# Task goal
Quote exactly, and only, the lines from the one containing "Parse this screenshot: output" through the end of the material below. Skip pictures.

# Records shown
**********

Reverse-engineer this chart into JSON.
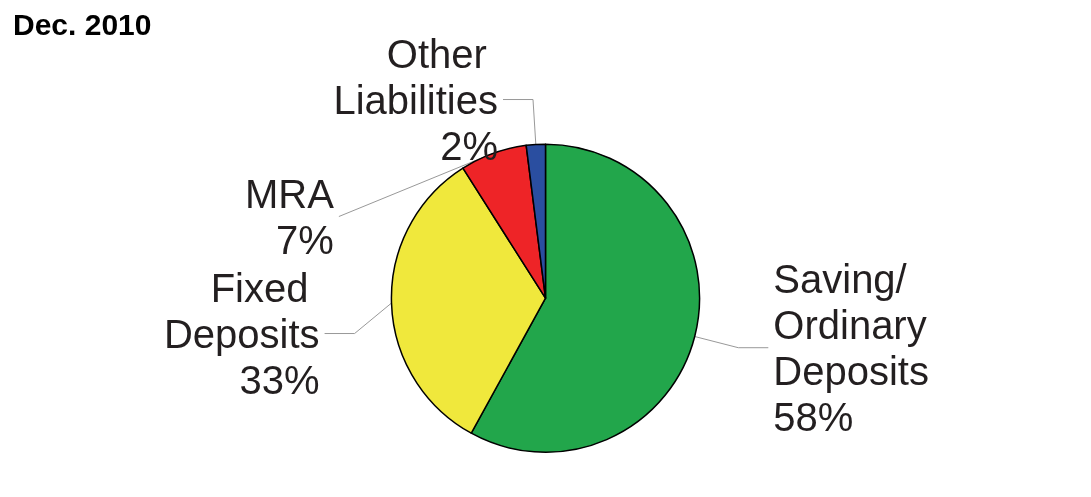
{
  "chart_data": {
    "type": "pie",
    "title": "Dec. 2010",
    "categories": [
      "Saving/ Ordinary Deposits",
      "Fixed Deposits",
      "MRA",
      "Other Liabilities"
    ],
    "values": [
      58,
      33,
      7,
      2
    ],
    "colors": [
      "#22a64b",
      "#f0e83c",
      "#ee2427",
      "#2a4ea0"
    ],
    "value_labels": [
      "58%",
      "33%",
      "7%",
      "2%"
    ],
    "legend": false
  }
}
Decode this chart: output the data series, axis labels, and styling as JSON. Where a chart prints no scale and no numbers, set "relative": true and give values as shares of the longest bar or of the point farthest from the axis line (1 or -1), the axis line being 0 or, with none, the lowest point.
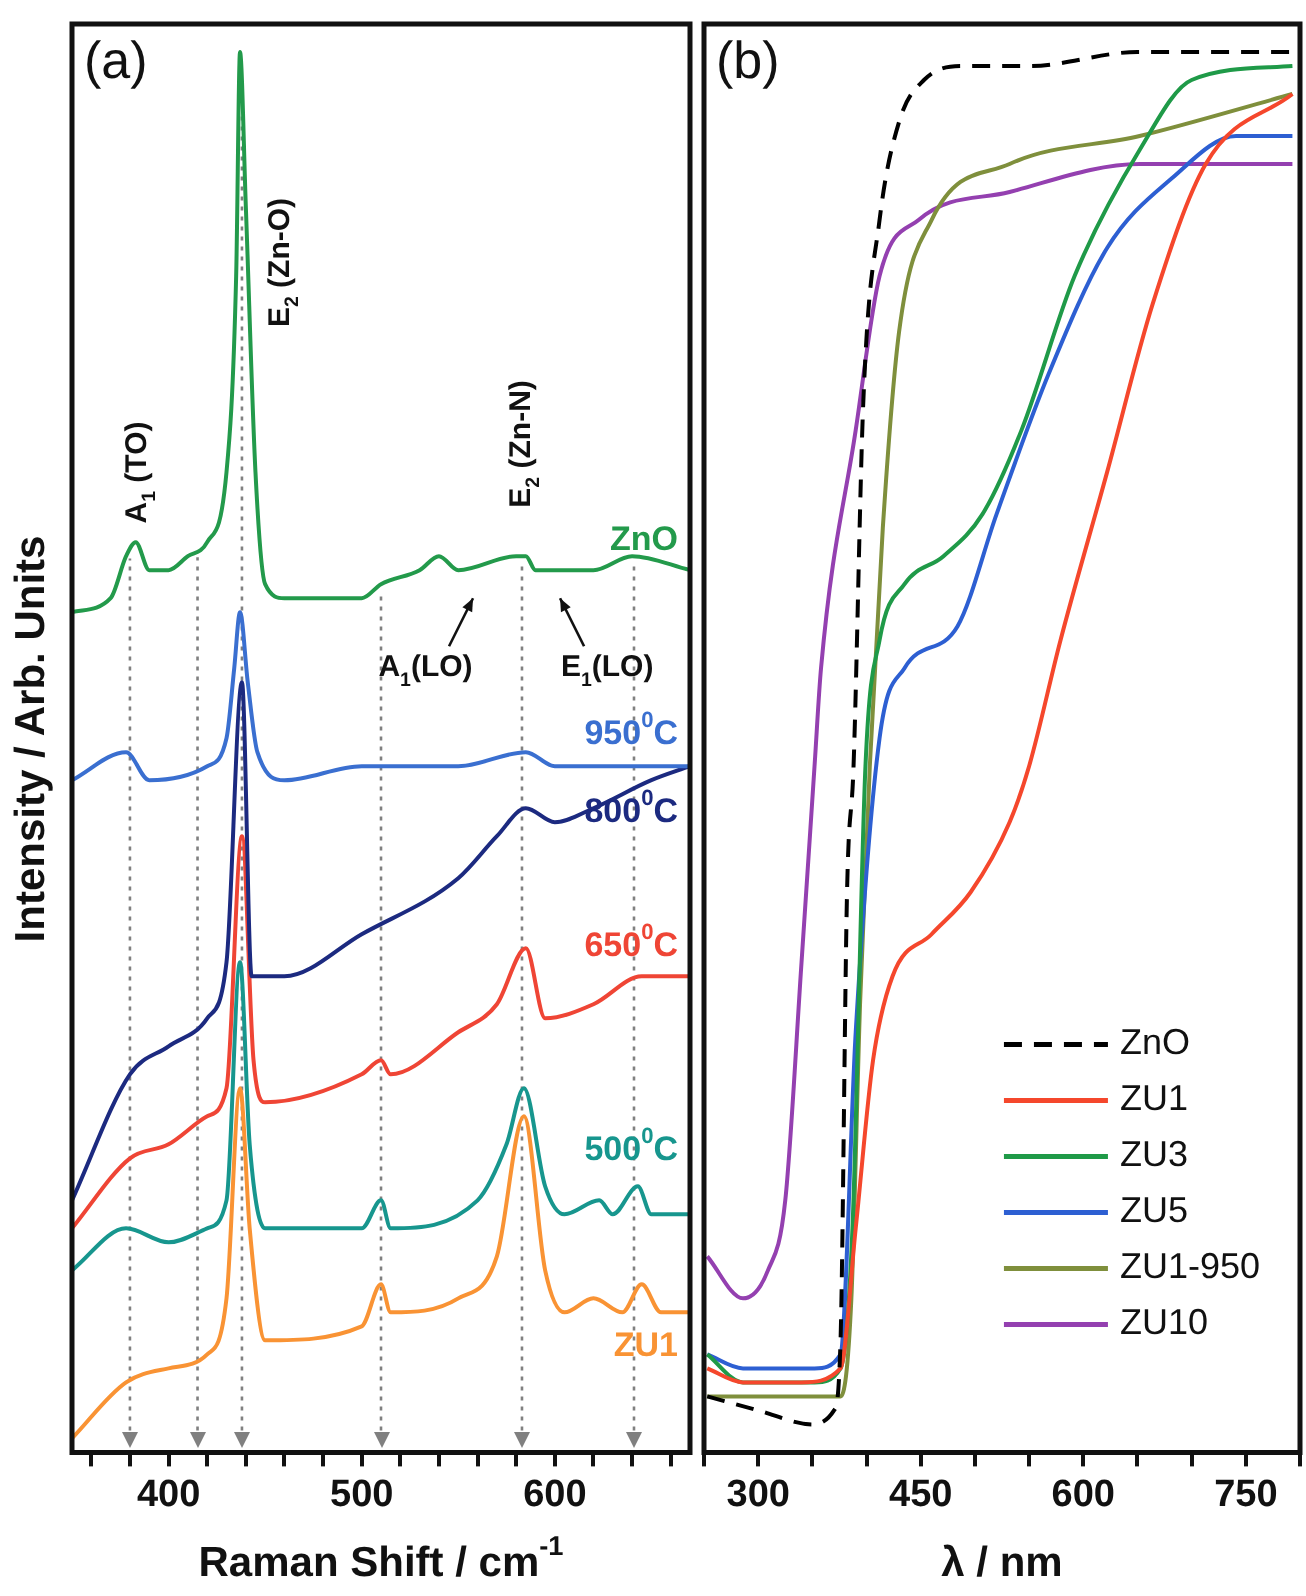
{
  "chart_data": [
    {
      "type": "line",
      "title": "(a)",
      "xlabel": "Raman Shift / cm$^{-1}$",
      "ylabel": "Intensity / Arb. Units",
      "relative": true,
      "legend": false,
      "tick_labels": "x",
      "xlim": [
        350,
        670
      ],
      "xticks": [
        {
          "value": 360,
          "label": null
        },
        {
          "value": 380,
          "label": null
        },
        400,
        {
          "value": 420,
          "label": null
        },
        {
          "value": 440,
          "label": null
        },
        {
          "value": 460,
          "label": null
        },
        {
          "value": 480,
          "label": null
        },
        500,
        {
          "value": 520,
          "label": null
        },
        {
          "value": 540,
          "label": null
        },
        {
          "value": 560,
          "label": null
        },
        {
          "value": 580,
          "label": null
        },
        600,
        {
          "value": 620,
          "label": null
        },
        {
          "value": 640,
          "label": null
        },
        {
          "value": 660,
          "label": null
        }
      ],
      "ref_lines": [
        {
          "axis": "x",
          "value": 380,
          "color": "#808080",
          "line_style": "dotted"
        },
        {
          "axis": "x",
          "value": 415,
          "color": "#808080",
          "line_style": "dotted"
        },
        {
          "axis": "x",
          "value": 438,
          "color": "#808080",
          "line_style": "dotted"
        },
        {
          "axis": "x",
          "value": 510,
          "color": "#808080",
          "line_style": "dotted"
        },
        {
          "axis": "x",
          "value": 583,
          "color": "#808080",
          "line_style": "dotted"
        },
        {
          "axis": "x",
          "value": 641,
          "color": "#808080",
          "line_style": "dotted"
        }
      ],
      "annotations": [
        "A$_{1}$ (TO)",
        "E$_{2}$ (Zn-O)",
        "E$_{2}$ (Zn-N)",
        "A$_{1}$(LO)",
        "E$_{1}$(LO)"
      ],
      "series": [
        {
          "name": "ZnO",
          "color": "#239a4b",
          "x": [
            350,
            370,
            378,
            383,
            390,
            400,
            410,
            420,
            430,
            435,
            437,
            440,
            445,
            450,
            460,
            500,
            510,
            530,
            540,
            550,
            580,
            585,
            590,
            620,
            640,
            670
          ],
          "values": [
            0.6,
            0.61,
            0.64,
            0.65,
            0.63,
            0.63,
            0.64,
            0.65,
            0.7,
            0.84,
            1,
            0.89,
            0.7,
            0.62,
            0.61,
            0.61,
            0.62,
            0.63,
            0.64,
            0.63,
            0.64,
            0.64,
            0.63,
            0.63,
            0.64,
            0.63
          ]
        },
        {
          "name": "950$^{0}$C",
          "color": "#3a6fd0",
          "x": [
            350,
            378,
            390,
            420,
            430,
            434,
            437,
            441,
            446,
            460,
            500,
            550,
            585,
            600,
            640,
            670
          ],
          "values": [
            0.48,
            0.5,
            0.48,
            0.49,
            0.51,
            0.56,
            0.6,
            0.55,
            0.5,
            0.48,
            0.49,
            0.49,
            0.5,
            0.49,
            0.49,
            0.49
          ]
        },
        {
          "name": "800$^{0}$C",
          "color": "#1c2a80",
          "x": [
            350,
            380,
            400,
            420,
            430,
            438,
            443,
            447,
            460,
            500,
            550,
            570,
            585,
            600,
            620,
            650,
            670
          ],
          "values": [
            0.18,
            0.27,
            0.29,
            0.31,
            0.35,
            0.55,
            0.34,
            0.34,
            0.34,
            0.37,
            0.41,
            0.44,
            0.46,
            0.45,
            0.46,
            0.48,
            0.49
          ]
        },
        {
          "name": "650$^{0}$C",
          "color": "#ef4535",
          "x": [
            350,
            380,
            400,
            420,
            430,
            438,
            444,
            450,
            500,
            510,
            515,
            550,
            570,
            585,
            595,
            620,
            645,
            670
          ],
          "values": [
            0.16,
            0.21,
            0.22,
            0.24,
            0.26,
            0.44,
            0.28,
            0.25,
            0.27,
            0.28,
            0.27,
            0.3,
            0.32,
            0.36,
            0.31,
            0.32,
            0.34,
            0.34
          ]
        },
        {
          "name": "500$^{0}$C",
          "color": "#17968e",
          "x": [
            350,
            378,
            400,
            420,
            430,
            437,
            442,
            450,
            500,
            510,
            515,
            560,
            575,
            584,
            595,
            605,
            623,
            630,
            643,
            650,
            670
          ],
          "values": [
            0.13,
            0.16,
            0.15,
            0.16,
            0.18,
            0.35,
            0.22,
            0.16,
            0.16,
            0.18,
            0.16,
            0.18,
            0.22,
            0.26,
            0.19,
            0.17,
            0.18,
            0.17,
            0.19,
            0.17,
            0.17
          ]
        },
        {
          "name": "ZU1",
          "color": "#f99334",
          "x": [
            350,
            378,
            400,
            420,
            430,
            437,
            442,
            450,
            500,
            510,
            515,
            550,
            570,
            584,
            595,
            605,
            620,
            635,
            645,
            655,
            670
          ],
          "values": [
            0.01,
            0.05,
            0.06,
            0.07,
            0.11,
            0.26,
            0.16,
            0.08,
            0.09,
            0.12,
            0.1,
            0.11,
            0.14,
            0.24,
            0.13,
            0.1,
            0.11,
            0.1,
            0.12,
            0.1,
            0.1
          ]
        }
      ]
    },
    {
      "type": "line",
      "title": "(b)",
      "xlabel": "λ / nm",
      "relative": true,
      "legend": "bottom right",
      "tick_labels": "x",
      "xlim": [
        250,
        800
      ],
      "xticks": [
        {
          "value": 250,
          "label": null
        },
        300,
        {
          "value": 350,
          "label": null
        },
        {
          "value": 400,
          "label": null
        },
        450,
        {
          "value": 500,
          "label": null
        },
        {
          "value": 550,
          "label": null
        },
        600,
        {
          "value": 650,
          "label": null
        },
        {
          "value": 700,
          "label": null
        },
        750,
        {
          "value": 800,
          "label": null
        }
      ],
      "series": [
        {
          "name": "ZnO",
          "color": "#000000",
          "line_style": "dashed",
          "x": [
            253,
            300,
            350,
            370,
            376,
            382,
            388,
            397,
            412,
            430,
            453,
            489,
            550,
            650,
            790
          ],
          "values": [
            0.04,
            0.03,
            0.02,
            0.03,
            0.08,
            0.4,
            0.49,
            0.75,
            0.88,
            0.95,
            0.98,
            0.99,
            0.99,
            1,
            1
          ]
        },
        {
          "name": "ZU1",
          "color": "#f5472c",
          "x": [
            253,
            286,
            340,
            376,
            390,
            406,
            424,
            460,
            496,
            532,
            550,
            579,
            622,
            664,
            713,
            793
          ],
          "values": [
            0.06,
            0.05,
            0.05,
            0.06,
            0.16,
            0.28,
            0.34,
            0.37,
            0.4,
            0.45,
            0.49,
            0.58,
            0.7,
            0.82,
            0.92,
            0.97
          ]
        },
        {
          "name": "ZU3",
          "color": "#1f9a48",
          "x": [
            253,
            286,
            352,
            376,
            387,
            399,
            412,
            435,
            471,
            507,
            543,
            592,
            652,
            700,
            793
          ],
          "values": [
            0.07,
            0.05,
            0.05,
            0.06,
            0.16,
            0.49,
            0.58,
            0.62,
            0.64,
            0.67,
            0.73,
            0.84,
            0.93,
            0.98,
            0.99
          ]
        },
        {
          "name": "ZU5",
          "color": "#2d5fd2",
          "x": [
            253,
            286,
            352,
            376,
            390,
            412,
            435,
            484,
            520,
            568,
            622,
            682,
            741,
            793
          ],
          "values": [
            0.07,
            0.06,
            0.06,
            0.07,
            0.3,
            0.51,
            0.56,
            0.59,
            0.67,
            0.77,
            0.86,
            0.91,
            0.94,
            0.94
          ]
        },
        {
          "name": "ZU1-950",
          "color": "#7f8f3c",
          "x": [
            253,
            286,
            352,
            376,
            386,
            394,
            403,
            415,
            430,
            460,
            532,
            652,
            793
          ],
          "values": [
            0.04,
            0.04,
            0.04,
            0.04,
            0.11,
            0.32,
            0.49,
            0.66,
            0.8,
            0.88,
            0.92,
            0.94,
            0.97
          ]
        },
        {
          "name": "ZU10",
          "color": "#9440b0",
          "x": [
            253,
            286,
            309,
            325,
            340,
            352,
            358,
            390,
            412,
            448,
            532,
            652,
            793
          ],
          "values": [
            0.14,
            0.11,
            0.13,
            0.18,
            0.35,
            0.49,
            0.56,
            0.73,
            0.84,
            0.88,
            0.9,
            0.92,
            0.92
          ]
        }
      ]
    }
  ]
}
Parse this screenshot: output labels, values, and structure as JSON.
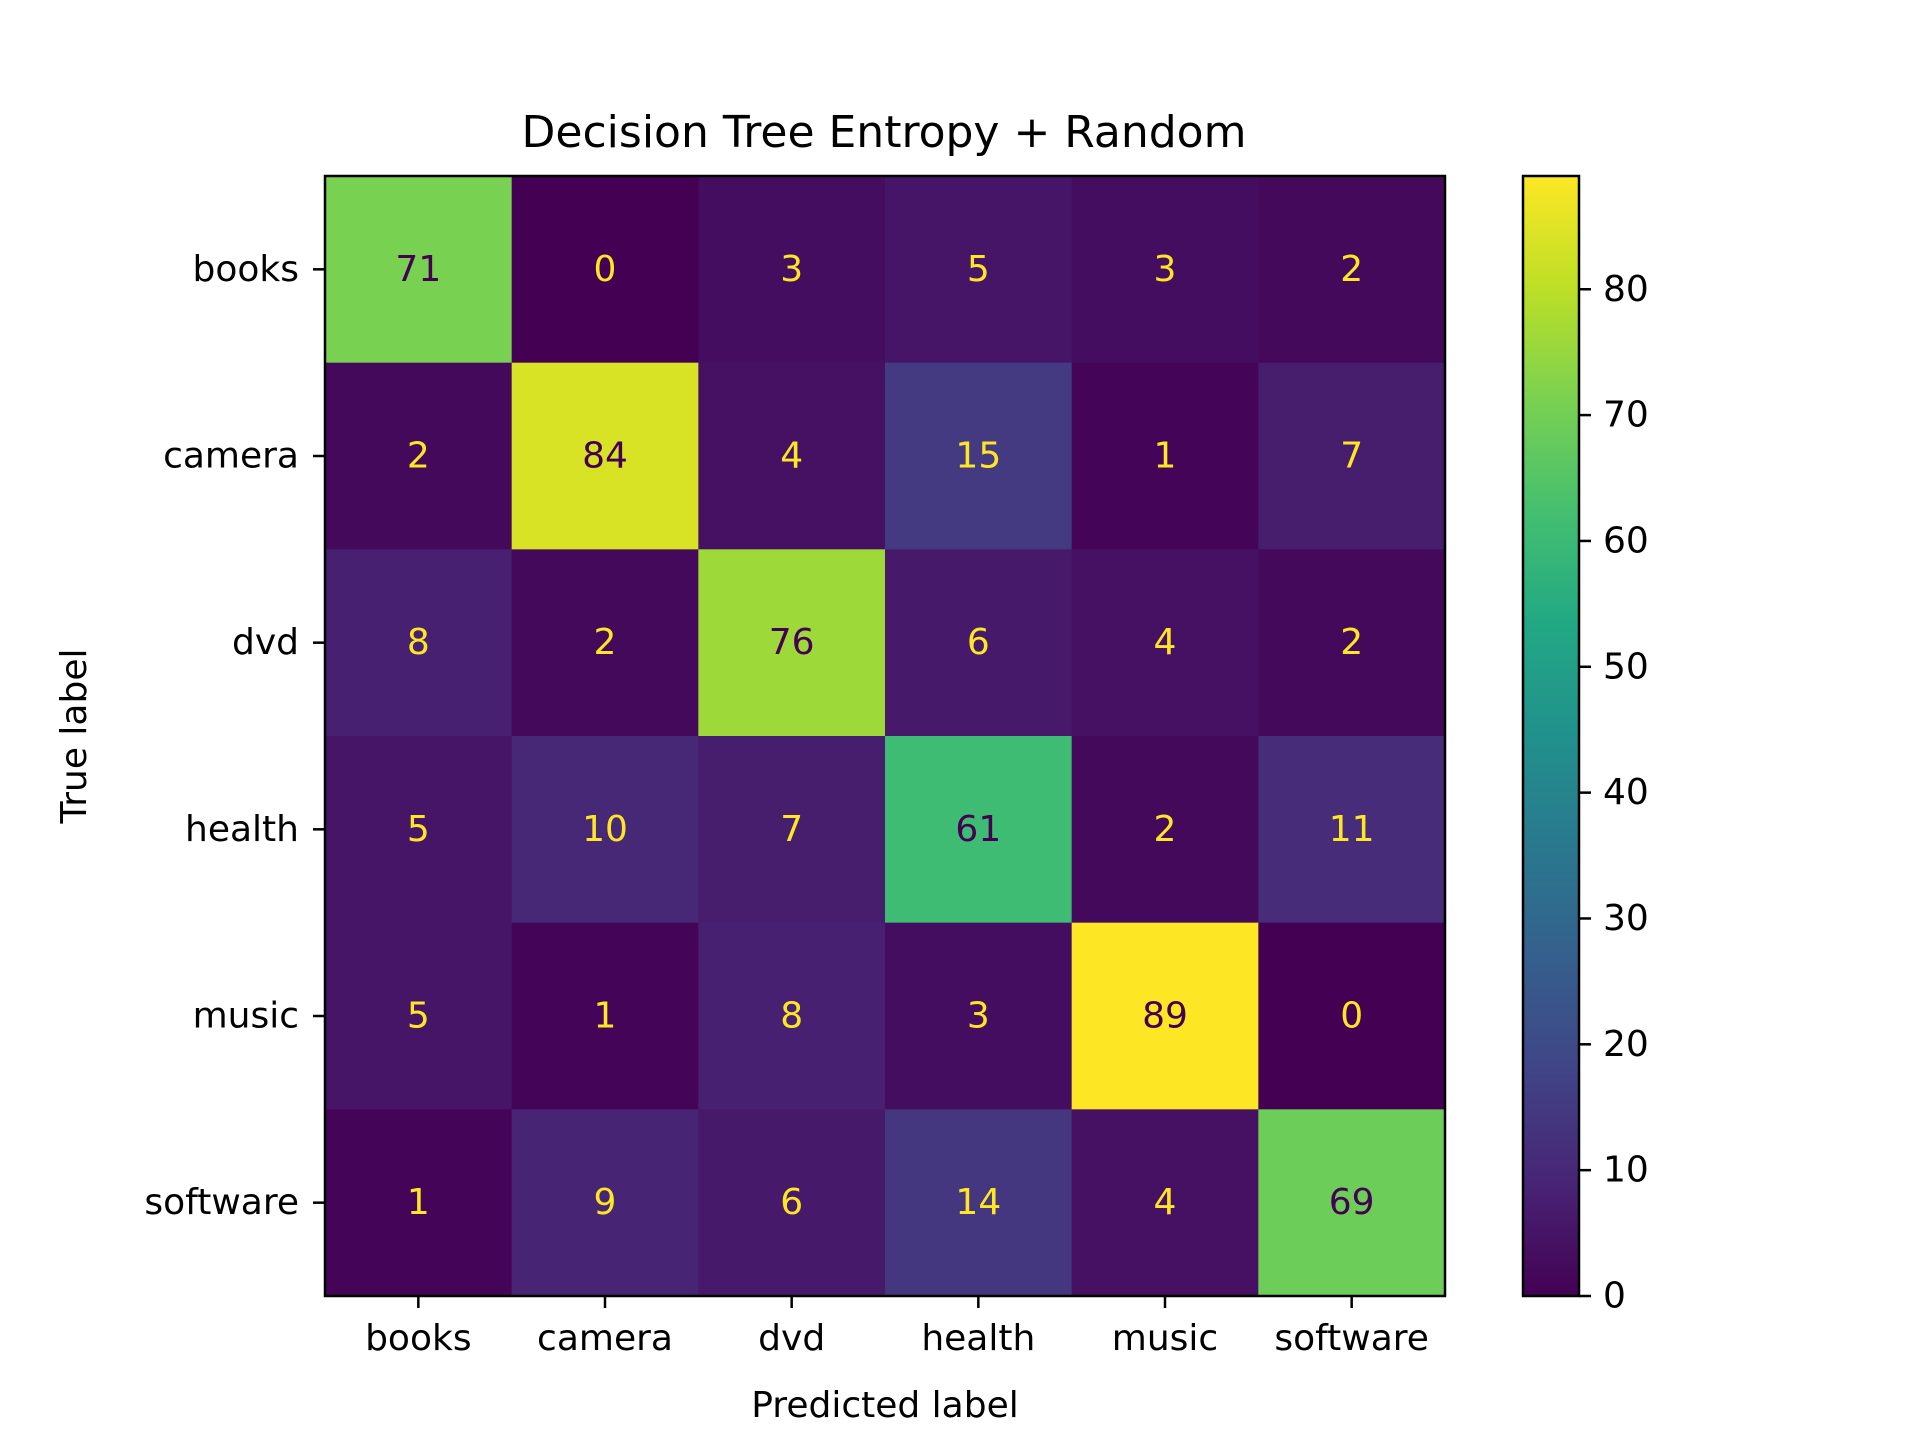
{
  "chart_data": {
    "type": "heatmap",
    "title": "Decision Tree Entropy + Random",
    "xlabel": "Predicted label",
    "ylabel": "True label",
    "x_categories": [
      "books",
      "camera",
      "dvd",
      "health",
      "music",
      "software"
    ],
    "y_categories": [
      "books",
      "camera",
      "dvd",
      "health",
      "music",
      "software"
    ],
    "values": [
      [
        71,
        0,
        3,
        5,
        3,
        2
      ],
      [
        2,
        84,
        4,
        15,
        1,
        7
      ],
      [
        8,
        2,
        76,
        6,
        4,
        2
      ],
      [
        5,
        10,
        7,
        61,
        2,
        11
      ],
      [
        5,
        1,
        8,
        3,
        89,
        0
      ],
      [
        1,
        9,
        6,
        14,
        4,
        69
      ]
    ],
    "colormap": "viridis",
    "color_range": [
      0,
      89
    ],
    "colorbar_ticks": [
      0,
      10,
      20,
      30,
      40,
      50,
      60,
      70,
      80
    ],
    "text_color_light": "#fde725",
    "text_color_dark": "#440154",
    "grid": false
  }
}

**********

# Final answer
Parse this screenshot: output labels, values, and structure as JSON.
{
  "chart_data": {
    "type": "heatmap",
    "title": "Decision Tree Entropy + Random",
    "xlabel": "Predicted label",
    "ylabel": "True label",
    "x_categories": [
      "books",
      "camera",
      "dvd",
      "health",
      "music",
      "software"
    ],
    "y_categories": [
      "books",
      "camera",
      "dvd",
      "health",
      "music",
      "software"
    ],
    "values": [
      [
        71,
        0,
        3,
        5,
        3,
        2
      ],
      [
        2,
        84,
        4,
        15,
        1,
        7
      ],
      [
        8,
        2,
        76,
        6,
        4,
        2
      ],
      [
        5,
        10,
        7,
        61,
        2,
        11
      ],
      [
        5,
        1,
        8,
        3,
        89,
        0
      ],
      [
        1,
        9,
        6,
        14,
        4,
        69
      ]
    ],
    "colormap": "viridis",
    "color_range": [
      0,
      89
    ],
    "colorbar_ticks": [
      0,
      10,
      20,
      30,
      40,
      50,
      60,
      70,
      80
    ],
    "text_color_light": "#fde725",
    "text_color_dark": "#440154",
    "grid": false
  }
}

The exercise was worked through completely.